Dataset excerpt
-- Start --

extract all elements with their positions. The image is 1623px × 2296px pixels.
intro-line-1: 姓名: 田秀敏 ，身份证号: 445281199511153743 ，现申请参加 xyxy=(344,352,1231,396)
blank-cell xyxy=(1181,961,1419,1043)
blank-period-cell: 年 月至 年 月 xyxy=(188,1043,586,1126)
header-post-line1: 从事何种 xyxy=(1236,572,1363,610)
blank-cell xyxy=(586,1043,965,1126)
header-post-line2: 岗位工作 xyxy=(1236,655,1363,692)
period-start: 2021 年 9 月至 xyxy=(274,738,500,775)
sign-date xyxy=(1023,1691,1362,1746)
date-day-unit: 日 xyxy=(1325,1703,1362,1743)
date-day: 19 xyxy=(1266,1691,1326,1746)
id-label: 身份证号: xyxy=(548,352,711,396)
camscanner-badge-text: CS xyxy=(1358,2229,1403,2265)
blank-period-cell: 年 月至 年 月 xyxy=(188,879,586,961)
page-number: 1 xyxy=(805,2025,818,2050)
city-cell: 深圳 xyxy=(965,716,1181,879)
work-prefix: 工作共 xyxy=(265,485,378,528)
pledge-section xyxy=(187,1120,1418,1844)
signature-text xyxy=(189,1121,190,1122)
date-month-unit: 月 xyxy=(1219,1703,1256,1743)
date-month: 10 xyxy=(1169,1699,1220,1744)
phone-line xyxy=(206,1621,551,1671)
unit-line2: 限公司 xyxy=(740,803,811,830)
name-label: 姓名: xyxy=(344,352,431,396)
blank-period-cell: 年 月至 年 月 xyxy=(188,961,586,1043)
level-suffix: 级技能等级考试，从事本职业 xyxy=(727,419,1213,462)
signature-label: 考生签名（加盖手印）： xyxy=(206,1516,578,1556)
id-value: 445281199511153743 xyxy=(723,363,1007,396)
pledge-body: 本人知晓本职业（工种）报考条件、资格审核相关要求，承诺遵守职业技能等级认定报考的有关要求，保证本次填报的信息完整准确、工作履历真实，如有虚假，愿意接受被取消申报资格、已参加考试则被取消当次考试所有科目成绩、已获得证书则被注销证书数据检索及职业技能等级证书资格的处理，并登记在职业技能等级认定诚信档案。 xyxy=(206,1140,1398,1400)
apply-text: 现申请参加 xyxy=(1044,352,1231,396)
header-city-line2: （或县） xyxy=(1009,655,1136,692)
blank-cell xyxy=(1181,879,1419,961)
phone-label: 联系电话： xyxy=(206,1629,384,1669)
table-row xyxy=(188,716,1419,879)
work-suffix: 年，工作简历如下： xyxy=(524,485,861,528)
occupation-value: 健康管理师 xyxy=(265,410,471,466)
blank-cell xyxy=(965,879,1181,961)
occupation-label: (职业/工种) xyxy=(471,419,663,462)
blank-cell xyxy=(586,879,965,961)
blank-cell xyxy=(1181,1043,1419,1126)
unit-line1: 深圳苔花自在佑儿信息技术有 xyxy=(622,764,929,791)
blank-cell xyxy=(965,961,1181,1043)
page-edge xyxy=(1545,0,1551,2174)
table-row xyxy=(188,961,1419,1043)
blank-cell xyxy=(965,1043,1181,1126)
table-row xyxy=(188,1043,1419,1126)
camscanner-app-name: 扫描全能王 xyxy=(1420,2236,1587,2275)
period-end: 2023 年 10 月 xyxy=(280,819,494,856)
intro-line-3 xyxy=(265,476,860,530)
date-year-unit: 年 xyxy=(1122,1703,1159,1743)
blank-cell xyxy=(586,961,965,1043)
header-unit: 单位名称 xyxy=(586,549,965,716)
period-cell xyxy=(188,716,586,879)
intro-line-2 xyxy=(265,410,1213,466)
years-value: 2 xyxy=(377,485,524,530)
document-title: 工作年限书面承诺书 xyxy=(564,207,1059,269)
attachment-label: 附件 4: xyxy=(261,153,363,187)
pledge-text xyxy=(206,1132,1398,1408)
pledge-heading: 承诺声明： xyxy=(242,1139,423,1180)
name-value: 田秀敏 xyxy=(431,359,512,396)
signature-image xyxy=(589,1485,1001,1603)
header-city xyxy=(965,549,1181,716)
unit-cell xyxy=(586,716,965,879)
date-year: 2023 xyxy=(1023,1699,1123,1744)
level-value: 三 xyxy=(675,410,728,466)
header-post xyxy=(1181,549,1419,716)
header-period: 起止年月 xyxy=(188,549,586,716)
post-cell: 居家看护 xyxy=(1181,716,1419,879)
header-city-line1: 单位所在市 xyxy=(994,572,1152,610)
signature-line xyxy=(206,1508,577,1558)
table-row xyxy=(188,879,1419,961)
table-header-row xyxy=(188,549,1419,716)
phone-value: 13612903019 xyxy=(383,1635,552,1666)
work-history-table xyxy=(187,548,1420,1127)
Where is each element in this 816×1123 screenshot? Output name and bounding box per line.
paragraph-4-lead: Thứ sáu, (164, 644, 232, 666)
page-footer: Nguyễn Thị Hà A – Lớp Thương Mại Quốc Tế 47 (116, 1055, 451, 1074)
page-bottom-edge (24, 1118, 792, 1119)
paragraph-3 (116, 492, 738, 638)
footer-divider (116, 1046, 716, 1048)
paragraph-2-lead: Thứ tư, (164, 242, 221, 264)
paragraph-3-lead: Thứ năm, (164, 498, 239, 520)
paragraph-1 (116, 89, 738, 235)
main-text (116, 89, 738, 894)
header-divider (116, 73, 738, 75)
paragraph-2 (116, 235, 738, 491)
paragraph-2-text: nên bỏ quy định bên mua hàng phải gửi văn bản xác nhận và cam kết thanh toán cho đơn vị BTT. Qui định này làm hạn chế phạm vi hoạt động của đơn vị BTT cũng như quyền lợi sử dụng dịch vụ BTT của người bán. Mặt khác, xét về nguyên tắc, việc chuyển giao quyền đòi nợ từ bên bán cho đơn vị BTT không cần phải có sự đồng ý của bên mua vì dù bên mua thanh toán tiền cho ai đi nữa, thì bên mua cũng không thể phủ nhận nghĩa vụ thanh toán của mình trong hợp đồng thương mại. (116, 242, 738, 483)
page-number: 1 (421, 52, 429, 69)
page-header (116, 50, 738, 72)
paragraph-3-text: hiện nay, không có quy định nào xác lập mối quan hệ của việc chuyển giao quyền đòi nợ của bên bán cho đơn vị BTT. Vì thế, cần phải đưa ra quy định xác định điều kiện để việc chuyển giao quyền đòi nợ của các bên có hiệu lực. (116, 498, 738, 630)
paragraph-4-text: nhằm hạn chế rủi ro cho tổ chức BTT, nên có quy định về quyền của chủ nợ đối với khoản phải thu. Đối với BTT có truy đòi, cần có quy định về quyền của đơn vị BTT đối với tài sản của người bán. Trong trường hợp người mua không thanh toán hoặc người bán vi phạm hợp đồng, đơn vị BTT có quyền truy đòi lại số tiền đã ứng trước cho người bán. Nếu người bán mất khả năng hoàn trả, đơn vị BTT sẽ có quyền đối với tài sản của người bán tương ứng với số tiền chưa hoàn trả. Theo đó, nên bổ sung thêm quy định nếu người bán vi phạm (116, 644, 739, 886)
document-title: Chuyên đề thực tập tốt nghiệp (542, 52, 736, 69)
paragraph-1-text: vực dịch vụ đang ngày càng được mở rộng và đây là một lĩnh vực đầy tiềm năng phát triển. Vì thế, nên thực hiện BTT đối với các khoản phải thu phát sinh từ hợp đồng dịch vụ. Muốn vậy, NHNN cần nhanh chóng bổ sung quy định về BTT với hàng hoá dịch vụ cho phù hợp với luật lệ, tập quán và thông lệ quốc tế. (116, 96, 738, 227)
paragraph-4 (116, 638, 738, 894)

-- End --

Set exercise
Please return every line of the data above verbatim, with nothing altered or left out.

Task answer
extract all elements with their positions. The image is 1623px × 2296px pixels.
intro-line-1: 姓名: 田秀敏 ，身份证号: 445281199511153743 ，现申请参加 xyxy=(344,352,1231,396)
blank-cell xyxy=(1181,961,1419,1043)
blank-period-cell: 年 月至 年 月 xyxy=(188,1043,586,1126)
header-post-line1: 从事何种 xyxy=(1236,572,1363,610)
blank-cell xyxy=(586,1043,965,1126)
header-post-line2: 岗位工作 xyxy=(1236,655,1363,692)
period-start: 2021 年 9 月至 xyxy=(274,738,500,775)
sign-date xyxy=(1023,1691,1362,1746)
date-day-unit: 日 xyxy=(1325,1703,1362,1743)
date-day: 19 xyxy=(1266,1691,1326,1746)
id-label: 身份证号: xyxy=(548,352,711,396)
camscanner-badge-text: CS xyxy=(1358,2229,1403,2265)
blank-period-cell: 年 月至 年 月 xyxy=(188,879,586,961)
page-number: 1 xyxy=(805,2025,818,2050)
city-cell: 深圳 xyxy=(965,716,1181,879)
work-prefix: 工作共 xyxy=(265,485,378,528)
pledge-section xyxy=(187,1120,1418,1844)
signature-text xyxy=(189,1121,190,1122)
date-month-unit: 月 xyxy=(1219,1703,1256,1743)
date-month: 10 xyxy=(1169,1699,1220,1744)
phone-line xyxy=(206,1621,551,1671)
unit-line2: 限公司 xyxy=(740,803,811,830)
name-label: 姓名: xyxy=(344,352,431,396)
blank-period-cell: 年 月至 年 月 xyxy=(188,961,586,1043)
level-suffix: 级技能等级考试，从事本职业 xyxy=(727,419,1213,462)
signature-label: 考生签名（加盖手印）： xyxy=(206,1516,578,1556)
id-value: 445281199511153743 xyxy=(723,363,1007,396)
pledge-body: 本人知晓本职业（工种）报考条件、资格审核相关要求，承诺遵守职业技能等级认定报考的有关要求，保证本次填报的信息完整准确、工作履历真实，如有虚假，愿意接受被取消申报资格、已参加考试则被取消当次考试所有科目成绩、已获得证书则被注销证书数据检索及职业技能等级证书资格的处理，并登记在职业技能等级认定诚信档案。 xyxy=(206,1140,1398,1400)
apply-text: 现申请参加 xyxy=(1044,352,1231,396)
header-city-line2: （或县） xyxy=(1009,655,1136,692)
blank-cell xyxy=(1181,879,1419,961)
phone-label: 联系电话： xyxy=(206,1629,384,1669)
table-row xyxy=(188,716,1419,879)
work-suffix: 年，工作简历如下： xyxy=(524,485,861,528)
occupation-value: 健康管理师 xyxy=(265,410,471,466)
blank-cell xyxy=(965,879,1181,961)
occupation-label: (职业/工种) xyxy=(471,419,663,462)
blank-cell xyxy=(586,879,965,961)
blank-cell xyxy=(1181,1043,1419,1126)
unit-line1: 深圳苔花自在佑儿信息技术有 xyxy=(622,764,929,791)
blank-cell xyxy=(965,961,1181,1043)
page-edge xyxy=(1545,0,1551,2174)
table-row xyxy=(188,961,1419,1043)
blank-cell xyxy=(965,1043,1181,1126)
table-row xyxy=(188,1043,1419,1126)
camscanner-app-name: 扫描全能王 xyxy=(1420,2236,1587,2275)
period-end: 2023 年 10 月 xyxy=(280,819,494,856)
intro-line-3 xyxy=(265,476,860,530)
date-year-unit: 年 xyxy=(1122,1703,1159,1743)
blank-cell xyxy=(586,961,965,1043)
header-unit: 单位名称 xyxy=(586,549,965,716)
period-cell xyxy=(188,716,586,879)
intro-line-2 xyxy=(265,410,1213,466)
years-value: 2 xyxy=(377,485,524,530)
document-title: 工作年限书面承诺书 xyxy=(564,207,1059,269)
attachment-label: 附件 4: xyxy=(261,153,363,187)
pledge-text xyxy=(206,1132,1398,1408)
pledge-heading: 承诺声明： xyxy=(242,1139,423,1180)
name-value: 田秀敏 xyxy=(431,359,512,396)
signature-image xyxy=(589,1485,1001,1603)
header-city xyxy=(965,549,1181,716)
unit-cell xyxy=(586,716,965,879)
date-year: 2023 xyxy=(1023,1699,1123,1744)
level-value: 三 xyxy=(675,410,728,466)
header-post xyxy=(1181,549,1419,716)
header-period: 起止年月 xyxy=(188,549,586,716)
post-cell: 居家看护 xyxy=(1181,716,1419,879)
header-city-line1: 单位所在市 xyxy=(994,572,1152,610)
signature-line xyxy=(206,1508,577,1558)
table-row xyxy=(188,879,1419,961)
table-header-row xyxy=(188,549,1419,716)
phone-value: 13612903019 xyxy=(383,1635,552,1666)
work-history-table xyxy=(187,548,1420,1127)
Where is each element in this 816×1123 screenshot? Output name and bounding box per line.
paragraph-4-lead: Thứ sáu, (164, 644, 232, 666)
page-footer: Nguyễn Thị Hà A – Lớp Thương Mại Quốc Tế 47 (116, 1055, 451, 1074)
page-bottom-edge (24, 1118, 792, 1119)
paragraph-3 (116, 492, 738, 638)
footer-divider (116, 1046, 716, 1048)
paragraph-2-lead: Thứ tư, (164, 242, 221, 264)
paragraph-3-lead: Thứ năm, (164, 498, 239, 520)
paragraph-1 (116, 89, 738, 235)
main-text (116, 89, 738, 894)
header-divider (116, 73, 738, 75)
paragraph-2 (116, 235, 738, 491)
paragraph-2-text: nên bỏ quy định bên mua hàng phải gửi văn bản xác nhận và cam kết thanh toán cho đơn vị BTT. Qui định này làm hạn chế phạm vi hoạt động của đơn vị BTT cũng như quyền lợi sử dụng dịch vụ BTT của người bán. Mặt khác, xét về nguyên tắc, việc chuyển giao quyền đòi nợ từ bên bán cho đơn vị BTT không cần phải có sự đồng ý của bên mua vì dù bên mua thanh toán tiền cho ai đi nữa, thì bên mua cũng không thể phủ nhận nghĩa vụ thanh toán của mình trong hợp đồng thương mại. (116, 242, 738, 483)
page-number: 1 (421, 52, 429, 69)
page-header (116, 50, 738, 72)
paragraph-3-text: hiện nay, không có quy định nào xác lập mối quan hệ của việc chuyển giao quyền đòi nợ của bên bán cho đơn vị BTT. Vì thế, cần phải đưa ra quy định xác định điều kiện để việc chuyển giao quyền đòi nợ của các bên có hiệu lực. (116, 498, 738, 630)
paragraph-4-text: nhằm hạn chế rủi ro cho tổ chức BTT, nên có quy định về quyền của chủ nợ đối với khoản phải thu. Đối với BTT có truy đòi, cần có quy định về quyền của đơn vị BTT đối với tài sản của người bán. Trong trường hợp người mua không thanh toán hoặc người bán vi phạm hợp đồng, đơn vị BTT có quyền truy đòi lại số tiền đã ứng trước cho người bán. Nếu người bán mất khả năng hoàn trả, đơn vị BTT sẽ có quyền đối với tài sản của người bán tương ứng với số tiền chưa hoàn trả. Theo đó, nên bổ sung thêm quy định nếu người bán vi phạm (116, 644, 739, 886)
document-title: Chuyên đề thực tập tốt nghiệp (542, 52, 736, 69)
paragraph-1-text: vực dịch vụ đang ngày càng được mở rộng và đây là một lĩnh vực đầy tiềm năng phát triển. Vì thế, nên thực hiện BTT đối với các khoản phải thu phát sinh từ hợp đồng dịch vụ. Muốn vậy, NHNN cần nhanh chóng bổ sung quy định về BTT với hàng hoá dịch vụ cho phù hợp với luật lệ, tập quán và thông lệ quốc tế. (116, 96, 738, 227)
paragraph-4 (116, 638, 738, 894)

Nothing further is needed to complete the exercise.